---------- EXERCISE INPUT ----------
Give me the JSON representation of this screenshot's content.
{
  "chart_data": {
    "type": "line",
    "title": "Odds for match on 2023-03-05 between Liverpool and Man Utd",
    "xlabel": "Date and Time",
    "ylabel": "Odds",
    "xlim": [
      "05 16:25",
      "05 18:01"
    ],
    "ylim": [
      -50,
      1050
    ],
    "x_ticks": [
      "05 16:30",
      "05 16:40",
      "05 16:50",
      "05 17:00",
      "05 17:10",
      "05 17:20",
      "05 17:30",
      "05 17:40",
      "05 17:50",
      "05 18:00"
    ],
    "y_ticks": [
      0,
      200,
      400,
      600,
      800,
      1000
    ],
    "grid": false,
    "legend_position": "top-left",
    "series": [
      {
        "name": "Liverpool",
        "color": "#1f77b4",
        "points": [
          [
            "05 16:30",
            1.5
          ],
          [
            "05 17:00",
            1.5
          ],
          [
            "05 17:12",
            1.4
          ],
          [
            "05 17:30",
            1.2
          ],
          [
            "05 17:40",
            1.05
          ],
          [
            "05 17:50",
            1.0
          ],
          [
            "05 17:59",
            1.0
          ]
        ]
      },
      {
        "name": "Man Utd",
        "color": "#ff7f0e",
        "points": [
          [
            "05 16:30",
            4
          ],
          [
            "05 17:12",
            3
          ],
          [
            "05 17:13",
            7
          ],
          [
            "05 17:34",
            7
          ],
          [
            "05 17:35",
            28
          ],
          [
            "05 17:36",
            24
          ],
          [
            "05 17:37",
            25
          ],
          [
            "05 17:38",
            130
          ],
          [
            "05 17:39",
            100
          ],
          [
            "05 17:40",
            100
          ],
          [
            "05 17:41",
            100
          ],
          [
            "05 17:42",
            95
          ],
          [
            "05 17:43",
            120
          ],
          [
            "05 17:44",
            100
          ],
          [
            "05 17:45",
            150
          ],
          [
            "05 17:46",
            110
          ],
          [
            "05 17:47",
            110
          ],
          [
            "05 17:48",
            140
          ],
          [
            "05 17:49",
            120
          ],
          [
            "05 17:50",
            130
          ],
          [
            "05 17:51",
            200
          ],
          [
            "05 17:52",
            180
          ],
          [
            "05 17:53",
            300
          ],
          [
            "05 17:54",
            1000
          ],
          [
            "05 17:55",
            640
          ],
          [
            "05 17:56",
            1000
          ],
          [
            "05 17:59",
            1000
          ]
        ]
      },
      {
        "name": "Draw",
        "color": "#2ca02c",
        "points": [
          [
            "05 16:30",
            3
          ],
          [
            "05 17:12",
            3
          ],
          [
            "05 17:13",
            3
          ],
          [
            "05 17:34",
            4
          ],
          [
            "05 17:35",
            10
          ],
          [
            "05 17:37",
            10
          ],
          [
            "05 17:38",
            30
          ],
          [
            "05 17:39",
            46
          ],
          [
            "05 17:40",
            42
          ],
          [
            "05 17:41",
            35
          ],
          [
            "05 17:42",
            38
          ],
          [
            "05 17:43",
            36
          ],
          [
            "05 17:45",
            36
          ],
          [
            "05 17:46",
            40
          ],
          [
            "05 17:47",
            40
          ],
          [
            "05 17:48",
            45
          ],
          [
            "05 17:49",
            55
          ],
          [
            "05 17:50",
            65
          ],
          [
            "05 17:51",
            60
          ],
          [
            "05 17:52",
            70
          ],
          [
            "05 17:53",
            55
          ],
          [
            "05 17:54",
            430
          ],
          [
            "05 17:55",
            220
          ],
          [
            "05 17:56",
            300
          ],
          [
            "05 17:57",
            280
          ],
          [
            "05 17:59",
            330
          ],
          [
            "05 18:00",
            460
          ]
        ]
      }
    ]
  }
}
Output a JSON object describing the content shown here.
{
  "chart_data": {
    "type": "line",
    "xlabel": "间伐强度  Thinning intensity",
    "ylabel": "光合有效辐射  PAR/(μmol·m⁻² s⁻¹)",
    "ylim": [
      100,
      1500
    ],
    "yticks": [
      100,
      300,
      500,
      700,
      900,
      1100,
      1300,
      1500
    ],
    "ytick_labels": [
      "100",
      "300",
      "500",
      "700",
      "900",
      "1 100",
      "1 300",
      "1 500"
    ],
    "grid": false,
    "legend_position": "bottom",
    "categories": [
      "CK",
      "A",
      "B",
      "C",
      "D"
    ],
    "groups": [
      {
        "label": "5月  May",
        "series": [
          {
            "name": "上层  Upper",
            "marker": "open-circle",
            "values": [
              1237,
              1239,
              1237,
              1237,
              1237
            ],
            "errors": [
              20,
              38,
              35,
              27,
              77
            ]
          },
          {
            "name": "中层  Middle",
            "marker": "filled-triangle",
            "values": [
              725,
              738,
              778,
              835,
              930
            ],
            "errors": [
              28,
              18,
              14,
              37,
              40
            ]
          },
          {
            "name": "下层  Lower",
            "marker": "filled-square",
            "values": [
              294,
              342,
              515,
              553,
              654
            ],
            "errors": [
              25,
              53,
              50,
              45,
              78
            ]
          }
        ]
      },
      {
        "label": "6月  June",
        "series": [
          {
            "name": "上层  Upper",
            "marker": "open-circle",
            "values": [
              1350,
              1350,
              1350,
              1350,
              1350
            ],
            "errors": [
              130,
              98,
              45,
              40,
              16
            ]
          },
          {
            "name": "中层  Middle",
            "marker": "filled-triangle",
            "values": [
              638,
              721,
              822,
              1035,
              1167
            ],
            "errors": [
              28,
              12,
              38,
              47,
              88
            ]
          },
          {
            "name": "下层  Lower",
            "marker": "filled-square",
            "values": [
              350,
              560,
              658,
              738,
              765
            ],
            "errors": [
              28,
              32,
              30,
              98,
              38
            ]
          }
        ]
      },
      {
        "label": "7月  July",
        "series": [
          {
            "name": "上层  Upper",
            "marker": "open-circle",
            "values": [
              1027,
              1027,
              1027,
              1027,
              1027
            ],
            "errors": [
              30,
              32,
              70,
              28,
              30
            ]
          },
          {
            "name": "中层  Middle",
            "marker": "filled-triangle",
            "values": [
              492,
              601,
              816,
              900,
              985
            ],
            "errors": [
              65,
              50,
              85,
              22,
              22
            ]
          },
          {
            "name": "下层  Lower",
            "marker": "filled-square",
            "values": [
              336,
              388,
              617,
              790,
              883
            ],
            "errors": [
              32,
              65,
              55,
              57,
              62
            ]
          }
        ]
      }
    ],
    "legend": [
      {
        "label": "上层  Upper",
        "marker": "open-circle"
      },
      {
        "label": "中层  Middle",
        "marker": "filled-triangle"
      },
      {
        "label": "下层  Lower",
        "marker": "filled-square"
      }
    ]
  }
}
----------
● **WHAT IS ASKED**
Set down all of the records shown above once more, exactly.

● **RESPONSE**
Give me the JSON representation of this screenshot's content.
{
  "chart_data": {
    "type": "line",
    "title": "Odds for match on 2023-03-05 between Liverpool and Man Utd",
    "xlabel": "Date and Time",
    "ylabel": "Odds",
    "xlim": [
      "05 16:25",
      "05 18:01"
    ],
    "ylim": [
      -50,
      1050
    ],
    "x_ticks": [
      "05 16:30",
      "05 16:40",
      "05 16:50",
      "05 17:00",
      "05 17:10",
      "05 17:20",
      "05 17:30",
      "05 17:40",
      "05 17:50",
      "05 18:00"
    ],
    "y_ticks": [
      0,
      200,
      400,
      600,
      800,
      1000
    ],
    "grid": false,
    "legend_position": "top-left",
    "series": [
      {
        "name": "Liverpool",
        "color": "#1f77b4",
        "points": [
          [
            "05 16:30",
            1.5
          ],
          [
            "05 17:00",
            1.5
          ],
          [
            "05 17:12",
            1.4
          ],
          [
            "05 17:30",
            1.2
          ],
          [
            "05 17:40",
            1.05
          ],
          [
            "05 17:50",
            1.0
          ],
          [
            "05 17:59",
            1.0
          ]
        ]
      },
      {
        "name": "Man Utd",
        "color": "#ff7f0e",
        "points": [
          [
            "05 16:30",
            4
          ],
          [
            "05 17:12",
            3
          ],
          [
            "05 17:13",
            7
          ],
          [
            "05 17:34",
            7
          ],
          [
            "05 17:35",
            28
          ],
          [
            "05 17:36",
            24
          ],
          [
            "05 17:37",
            25
          ],
          [
            "05 17:38",
            130
          ],
          [
            "05 17:39",
            100
          ],
          [
            "05 17:40",
            100
          ],
          [
            "05 17:41",
            100
          ],
          [
            "05 17:42",
            95
          ],
          [
            "05 17:43",
            120
          ],
          [
            "05 17:44",
            100
          ],
          [
            "05 17:45",
            150
          ],
          [
            "05 17:46",
            110
          ],
          [
            "05 17:47",
            110
          ],
          [
            "05 17:48",
            140
          ],
          [
            "05 17:49",
            120
          ],
          [
            "05 17:50",
            130
          ],
          [
            "05 17:51",
            200
          ],
          [
            "05 17:52",
            180
          ],
          [
            "05 17:53",
            300
          ],
          [
            "05 17:54",
            1000
          ],
          [
            "05 17:55",
            640
          ],
          [
            "05 17:56",
            1000
          ],
          [
            "05 17:59",
            1000
          ]
        ]
      },
      {
        "name": "Draw",
        "color": "#2ca02c",
        "points": [
          [
            "05 16:30",
            3
          ],
          [
            "05 17:12",
            3
          ],
          [
            "05 17:13",
            3
          ],
          [
            "05 17:34",
            4
          ],
          [
            "05 17:35",
            10
          ],
          [
            "05 17:37",
            10
          ],
          [
            "05 17:38",
            30
          ],
          [
            "05 17:39",
            46
          ],
          [
            "05 17:40",
            42
          ],
          [
            "05 17:41",
            35
          ],
          [
            "05 17:42",
            38
          ],
          [
            "05 17:43",
            36
          ],
          [
            "05 17:45",
            36
          ],
          [
            "05 17:46",
            40
          ],
          [
            "05 17:47",
            40
          ],
          [
            "05 17:48",
            45
          ],
          [
            "05 17:49",
            55
          ],
          [
            "05 17:50",
            65
          ],
          [
            "05 17:51",
            60
          ],
          [
            "05 17:52",
            70
          ],
          [
            "05 17:53",
            55
          ],
          [
            "05 17:54",
            430
          ],
          [
            "05 17:55",
            220
          ],
          [
            "05 17:56",
            300
          ],
          [
            "05 17:57",
            280
          ],
          [
            "05 17:59",
            330
          ],
          [
            "05 18:00",
            460
          ]
        ]
      }
    ]
  }
}
Output a JSON object describing the content shown here.
{
  "chart_data": {
    "type": "line",
    "xlabel": "间伐强度  Thinning intensity",
    "ylabel": "光合有效辐射  PAR/(μmol·m⁻² s⁻¹)",
    "ylim": [
      100,
      1500
    ],
    "yticks": [
      100,
      300,
      500,
      700,
      900,
      1100,
      1300,
      1500
    ],
    "ytick_labels": [
      "100",
      "300",
      "500",
      "700",
      "900",
      "1 100",
      "1 300",
      "1 500"
    ],
    "grid": false,
    "legend_position": "bottom",
    "categories": [
      "CK",
      "A",
      "B",
      "C",
      "D"
    ],
    "groups": [
      {
        "label": "5月  May",
        "series": [
          {
            "name": "上层  Upper",
            "marker": "open-circle",
            "values": [
              1237,
              1239,
              1237,
              1237,
              1237
            ],
            "errors": [
              20,
              38,
              35,
              27,
              77
            ]
          },
          {
            "name": "中层  Middle",
            "marker": "filled-triangle",
            "values": [
              725,
              738,
              778,
              835,
              930
            ],
            "errors": [
              28,
              18,
              14,
              37,
              40
            ]
          },
          {
            "name": "下层  Lower",
            "marker": "filled-square",
            "values": [
              294,
              342,
              515,
              553,
              654
            ],
            "errors": [
              25,
              53,
              50,
              45,
              78
            ]
          }
        ]
      },
      {
        "label": "6月  June",
        "series": [
          {
            "name": "上层  Upper",
            "marker": "open-circle",
            "values": [
              1350,
              1350,
              1350,
              1350,
              1350
            ],
            "errors": [
              130,
              98,
              45,
              40,
              16
            ]
          },
          {
            "name": "中层  Middle",
            "marker": "filled-triangle",
            "values": [
              638,
              721,
              822,
              1035,
              1167
            ],
            "errors": [
              28,
              12,
              38,
              47,
              88
            ]
          },
          {
            "name": "下层  Lower",
            "marker": "filled-square",
            "values": [
              350,
              560,
              658,
              738,
              765
            ],
            "errors": [
              28,
              32,
              30,
              98,
              38
            ]
          }
        ]
      },
      {
        "label": "7月  July",
        "series": [
          {
            "name": "上层  Upper",
            "marker": "open-circle",
            "values": [
              1027,
              1027,
              1027,
              1027,
              1027
            ],
            "errors": [
              30,
              32,
              70,
              28,
              30
            ]
          },
          {
            "name": "中层  Middle",
            "marker": "filled-triangle",
            "values": [
              492,
              601,
              816,
              900,
              985
            ],
            "errors": [
              65,
              50,
              85,
              22,
              22
            ]
          },
          {
            "name": "下层  Lower",
            "marker": "filled-square",
            "values": [
              336,
              388,
              617,
              790,
              883
            ],
            "errors": [
              32,
              65,
              55,
              57,
              62
            ]
          }
        ]
      }
    ],
    "legend": [
      {
        "label": "上层  Upper",
        "marker": "open-circle"
      },
      {
        "label": "中层  Middle",
        "marker": "filled-triangle"
      },
      {
        "label": "下层  Lower",
        "marker": "filled-square"
      }
    ]
  }
}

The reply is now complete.